**** Provided material ****

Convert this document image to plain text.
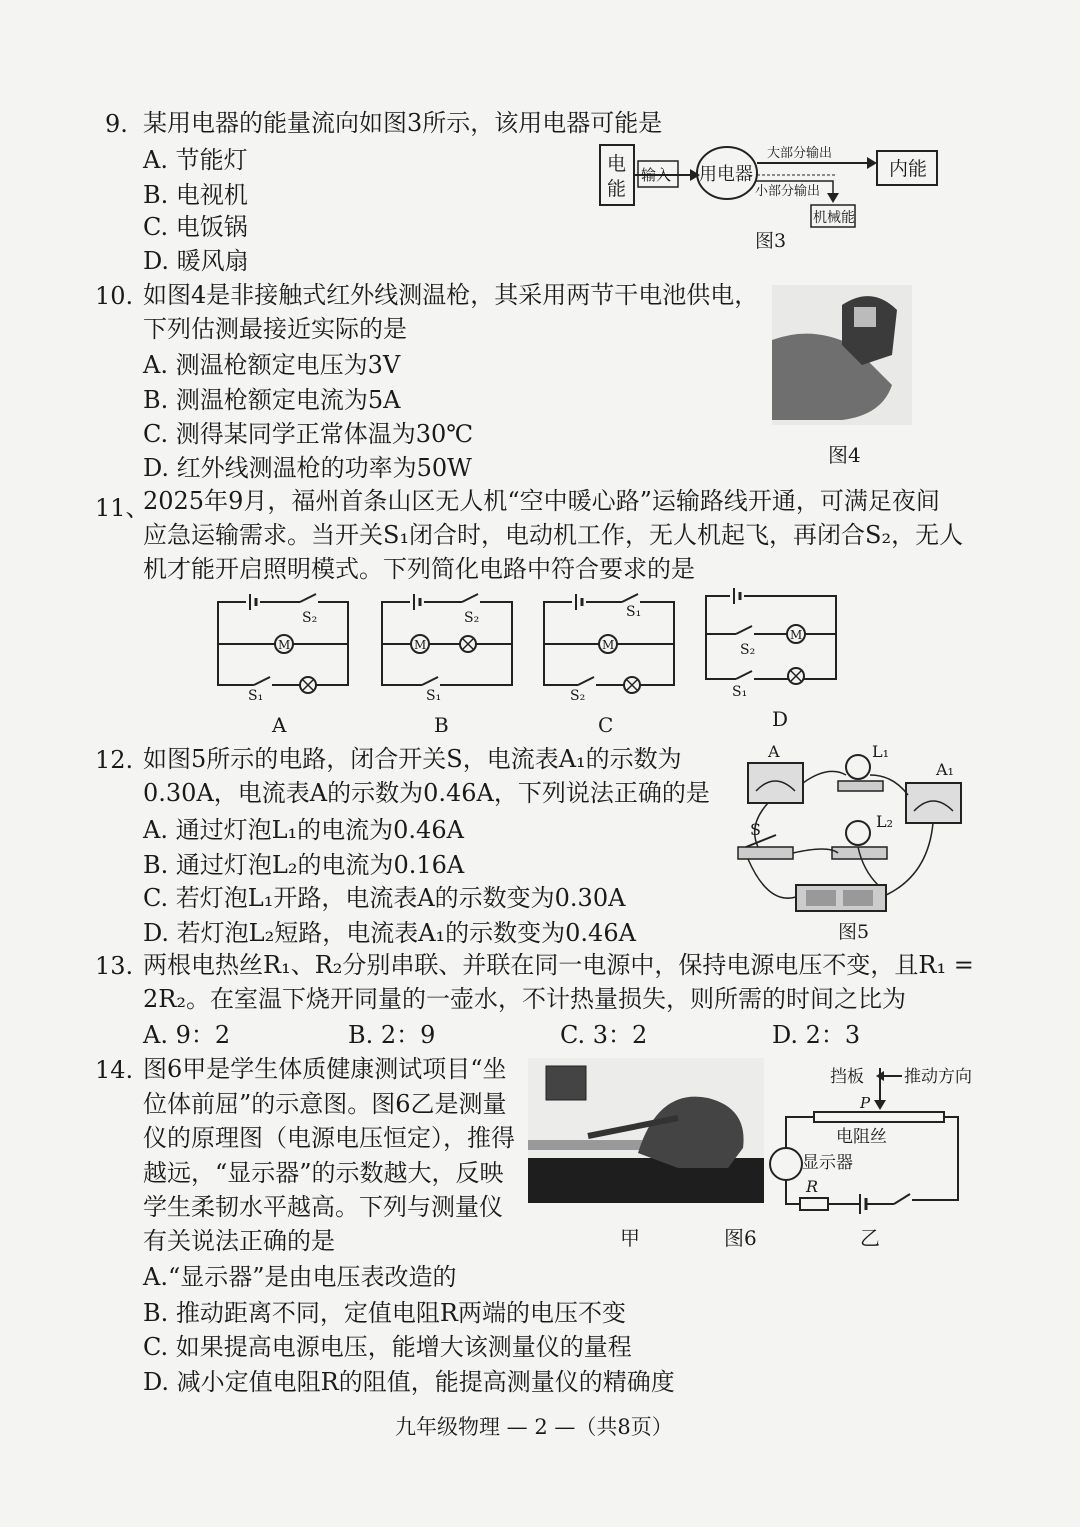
9. 某用电器的能量流向如图3所示，该用电器可能是
A. 节能灯
B. 电视机
C. 电饭锅
D. 暖风扇
电
能
输入 用电器
大部分输出
小部分输出
内能
机械能
图3
10. 如图4是非接触式红外线测温枪，其采用两节干电池供电，
下列估测最接近实际的是
A. 测温枪额定电压为3V
B. 测温枪额定电流为5A
C. 测得某同学正常体温为30℃
D. 红外线测温枪的功率为50W	图4
11、
2025年9月，福州首条山区无人机“空中暖心路”运输路线开通，可满足夜间
应急运输需求。当开关S₁闭合时，电动机工作，无人机起飞，再闭合S₂，无人
机才能开启照明模式。下列简化电路中符合要求的是
S₂
M
S₁
A
S₂
M
S₁
B
S₁
M
S₂
C
S₂
M
S₁
D
12. 如图5所示的电路，闭合开关S，电流表A₁的示数为
0.30A，电流表A的示数为0.46A，下列说法正确的是
A. 通过灯泡L₁的电流为0.46A
B. 通过灯泡L₂的电流为0.16A
C. 若灯泡L₁开路，电流表A的示数变为0.30A
D. 若灯泡L₂短路，电流表A₁的示数变为0.46A
A
A₁
L₁
L₂
S
图5
13. 两根电热丝R₁、R₂分别串联、并联在同一电源中，保持电源电压不变，且R₁ =
2R₂。在室温下烧开同量的一壶水，不计热量损失，则所需的时间之比为
A. 9：2	B. 2：9	C. 3：2	D. 2：3
14. 图6甲是学生体质健康测试项目“坐
位体前屈”的示意图。图6乙是测量
仪的原理图（电源电压恒定），推得
越远，“显示器”的示数越大，反映
学生柔韧水平越高。下列与测量仪
有关说法正确的是
A.“显示器”是由电压表改造的
B. 推动距离不同，定值电阻R两端的电压不变
C. 如果提高电源电压，能增大该测量仪的量程
D. 减小定值电阻R的阻值，能提高测量仪的精确度
挡板 推动方向
P
电阻丝
显示器
R
甲	图6	乙
九年级物理 — 2 —（共8页）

****

- [Given exercise]:
Write out every entry again word for word, without any of the pictures.

- [Solution to this problem]:
Convert this document image to plain text.
9. 某用电器的能量流向如图3所示，该用电器可能是
A. 节能灯
B. 电视机
C. 电饭锅
D. 暖风扇
电
能
输入 用电器
大部分输出
小部分输出
内能
机械能
图3
10. 如图4是非接触式红外线测温枪，其采用两节干电池供电，
下列估测最接近实际的是
A. 测温枪额定电压为3V
B. 测温枪额定电流为5A
C. 测得某同学正常体温为30℃
D. 红外线测温枪的功率为50W	图4
11、
2025年9月，福州首条山区无人机“空中暖心路”运输路线开通，可满足夜间
应急运输需求。当开关S₁闭合时，电动机工作，无人机起飞，再闭合S₂，无人
机才能开启照明模式。下列简化电路中符合要求的是
S₂
M
S₁
A
S₂
M
S₁
B
S₁
M
S₂
C
S₂
M
S₁
D
12. 如图5所示的电路，闭合开关S，电流表A₁的示数为
0.30A，电流表A的示数为0.46A，下列说法正确的是
A. 通过灯泡L₁的电流为0.46A
B. 通过灯泡L₂的电流为0.16A
C. 若灯泡L₁开路，电流表A的示数变为0.30A
D. 若灯泡L₂短路，电流表A₁的示数变为0.46A
A
A₁
L₁
L₂
S
图5
13. 两根电热丝R₁、R₂分别串联、并联在同一电源中，保持电源电压不变，且R₁ =
2R₂。在室温下烧开同量的一壶水，不计热量损失，则所需的时间之比为
A. 9：2	B. 2：9	C. 3：2	D. 2：3
14. 图6甲是学生体质健康测试项目“坐
位体前屈”的示意图。图6乙是测量
仪的原理图（电源电压恒定），推得
越远，“显示器”的示数越大，反映
学生柔韧水平越高。下列与测量仪
有关说法正确的是
A.“显示器”是由电压表改造的
B. 推动距离不同，定值电阻R两端的电压不变
C. 如果提高电源电压，能增大该测量仪的量程
D. 减小定值电阻R的阻值，能提高测量仪的精确度
挡板 推动方向
P
电阻丝
显示器
R
甲	图6	乙
九年级物理 — 2 —（共8页）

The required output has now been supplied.